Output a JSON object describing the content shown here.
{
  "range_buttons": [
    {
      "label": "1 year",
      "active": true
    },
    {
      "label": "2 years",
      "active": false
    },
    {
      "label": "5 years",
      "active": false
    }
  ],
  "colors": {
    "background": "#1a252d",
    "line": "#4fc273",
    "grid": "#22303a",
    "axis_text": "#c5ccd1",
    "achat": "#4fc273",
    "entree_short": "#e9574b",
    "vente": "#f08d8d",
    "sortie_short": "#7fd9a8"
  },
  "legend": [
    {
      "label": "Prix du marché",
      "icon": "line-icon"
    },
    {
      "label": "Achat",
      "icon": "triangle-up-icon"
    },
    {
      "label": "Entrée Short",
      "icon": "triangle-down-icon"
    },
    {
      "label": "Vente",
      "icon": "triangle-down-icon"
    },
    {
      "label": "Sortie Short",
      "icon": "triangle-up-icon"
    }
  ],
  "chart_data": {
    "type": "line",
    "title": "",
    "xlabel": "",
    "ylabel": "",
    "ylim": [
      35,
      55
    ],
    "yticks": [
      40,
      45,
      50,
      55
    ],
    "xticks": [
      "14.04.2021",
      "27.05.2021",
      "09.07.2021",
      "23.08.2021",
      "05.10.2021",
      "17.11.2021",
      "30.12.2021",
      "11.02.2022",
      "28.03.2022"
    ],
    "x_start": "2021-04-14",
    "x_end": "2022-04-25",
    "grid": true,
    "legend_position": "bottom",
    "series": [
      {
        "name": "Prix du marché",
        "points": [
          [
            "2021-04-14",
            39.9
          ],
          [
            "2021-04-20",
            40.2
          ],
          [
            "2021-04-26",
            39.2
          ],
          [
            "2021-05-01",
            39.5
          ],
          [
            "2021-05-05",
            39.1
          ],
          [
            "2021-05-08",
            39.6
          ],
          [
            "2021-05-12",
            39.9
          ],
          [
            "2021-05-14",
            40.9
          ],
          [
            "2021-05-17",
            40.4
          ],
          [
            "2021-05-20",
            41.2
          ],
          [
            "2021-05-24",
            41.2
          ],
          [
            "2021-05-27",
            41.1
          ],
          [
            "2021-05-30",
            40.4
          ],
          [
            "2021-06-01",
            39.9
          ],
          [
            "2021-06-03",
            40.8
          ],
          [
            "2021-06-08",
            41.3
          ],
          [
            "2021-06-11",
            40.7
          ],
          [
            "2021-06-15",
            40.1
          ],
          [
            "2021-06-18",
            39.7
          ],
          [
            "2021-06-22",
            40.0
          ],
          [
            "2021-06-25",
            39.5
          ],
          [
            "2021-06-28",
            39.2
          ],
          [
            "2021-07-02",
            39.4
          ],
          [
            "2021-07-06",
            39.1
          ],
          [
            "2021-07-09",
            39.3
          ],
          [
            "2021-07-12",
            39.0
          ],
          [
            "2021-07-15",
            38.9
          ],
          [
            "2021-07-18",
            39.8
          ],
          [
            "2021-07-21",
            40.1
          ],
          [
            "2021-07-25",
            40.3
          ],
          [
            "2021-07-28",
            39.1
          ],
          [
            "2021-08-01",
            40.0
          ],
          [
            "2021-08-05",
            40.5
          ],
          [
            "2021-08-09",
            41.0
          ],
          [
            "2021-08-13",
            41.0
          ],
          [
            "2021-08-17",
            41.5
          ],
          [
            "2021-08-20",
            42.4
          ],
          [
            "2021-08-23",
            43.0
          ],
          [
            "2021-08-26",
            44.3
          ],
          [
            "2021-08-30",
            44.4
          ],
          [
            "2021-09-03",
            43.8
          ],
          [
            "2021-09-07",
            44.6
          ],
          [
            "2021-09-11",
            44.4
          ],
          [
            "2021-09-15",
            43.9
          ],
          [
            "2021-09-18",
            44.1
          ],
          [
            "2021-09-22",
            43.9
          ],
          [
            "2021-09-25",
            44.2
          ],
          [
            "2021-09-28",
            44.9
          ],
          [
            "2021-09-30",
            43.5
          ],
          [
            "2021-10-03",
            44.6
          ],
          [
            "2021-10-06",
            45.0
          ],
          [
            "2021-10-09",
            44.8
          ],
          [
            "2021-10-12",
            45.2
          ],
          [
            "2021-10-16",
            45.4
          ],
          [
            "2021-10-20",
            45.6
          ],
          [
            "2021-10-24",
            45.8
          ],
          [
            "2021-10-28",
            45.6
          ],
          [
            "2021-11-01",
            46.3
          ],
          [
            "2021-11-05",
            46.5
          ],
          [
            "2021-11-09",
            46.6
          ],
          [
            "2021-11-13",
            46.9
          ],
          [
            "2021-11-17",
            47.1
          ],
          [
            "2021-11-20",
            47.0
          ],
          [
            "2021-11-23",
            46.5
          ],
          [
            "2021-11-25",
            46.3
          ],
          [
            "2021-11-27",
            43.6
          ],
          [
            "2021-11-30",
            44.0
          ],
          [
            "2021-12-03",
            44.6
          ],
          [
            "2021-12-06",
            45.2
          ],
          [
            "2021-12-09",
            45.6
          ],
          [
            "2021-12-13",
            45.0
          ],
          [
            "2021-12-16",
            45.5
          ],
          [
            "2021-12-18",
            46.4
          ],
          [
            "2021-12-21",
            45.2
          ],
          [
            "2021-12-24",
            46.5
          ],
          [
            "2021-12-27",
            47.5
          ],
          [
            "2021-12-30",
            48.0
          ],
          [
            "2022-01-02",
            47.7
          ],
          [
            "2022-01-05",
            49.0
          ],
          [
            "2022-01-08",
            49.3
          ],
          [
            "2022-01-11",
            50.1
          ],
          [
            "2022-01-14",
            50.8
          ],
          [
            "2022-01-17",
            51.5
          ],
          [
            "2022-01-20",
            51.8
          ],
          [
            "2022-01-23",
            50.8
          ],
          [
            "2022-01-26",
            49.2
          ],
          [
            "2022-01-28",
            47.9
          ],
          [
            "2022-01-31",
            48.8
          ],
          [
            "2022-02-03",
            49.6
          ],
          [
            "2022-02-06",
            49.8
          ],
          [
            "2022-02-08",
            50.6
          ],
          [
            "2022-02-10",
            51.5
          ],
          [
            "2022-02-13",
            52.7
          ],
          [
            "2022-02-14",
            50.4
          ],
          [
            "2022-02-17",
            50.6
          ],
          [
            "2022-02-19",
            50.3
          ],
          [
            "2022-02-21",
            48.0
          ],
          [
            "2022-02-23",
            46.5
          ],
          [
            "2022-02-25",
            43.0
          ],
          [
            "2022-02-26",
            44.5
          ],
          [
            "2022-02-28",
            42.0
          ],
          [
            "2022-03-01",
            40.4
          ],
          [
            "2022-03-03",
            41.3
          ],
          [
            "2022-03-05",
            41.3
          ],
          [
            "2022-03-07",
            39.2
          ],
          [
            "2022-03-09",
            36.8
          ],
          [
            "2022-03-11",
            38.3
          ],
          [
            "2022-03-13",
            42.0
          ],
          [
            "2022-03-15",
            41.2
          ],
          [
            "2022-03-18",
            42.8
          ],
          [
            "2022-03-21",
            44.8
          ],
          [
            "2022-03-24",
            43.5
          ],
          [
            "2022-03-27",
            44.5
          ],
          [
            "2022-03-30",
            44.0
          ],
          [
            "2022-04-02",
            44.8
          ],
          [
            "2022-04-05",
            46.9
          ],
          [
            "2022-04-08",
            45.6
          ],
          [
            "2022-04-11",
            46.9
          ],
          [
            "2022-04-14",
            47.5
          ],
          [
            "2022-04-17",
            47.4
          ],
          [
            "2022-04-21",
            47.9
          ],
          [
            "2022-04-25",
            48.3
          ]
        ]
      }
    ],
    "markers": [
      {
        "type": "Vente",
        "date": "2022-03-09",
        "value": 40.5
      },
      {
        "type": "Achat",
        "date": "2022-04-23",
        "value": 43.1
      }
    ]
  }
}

▬▬▬▬▬▬

WORK INSTRUCTIONS>
All lines above containing the string "Prix" are to be collected.

COMPLETE OUTPUT>
      "label": "Prix du marché",
        "name": "Prix du marché",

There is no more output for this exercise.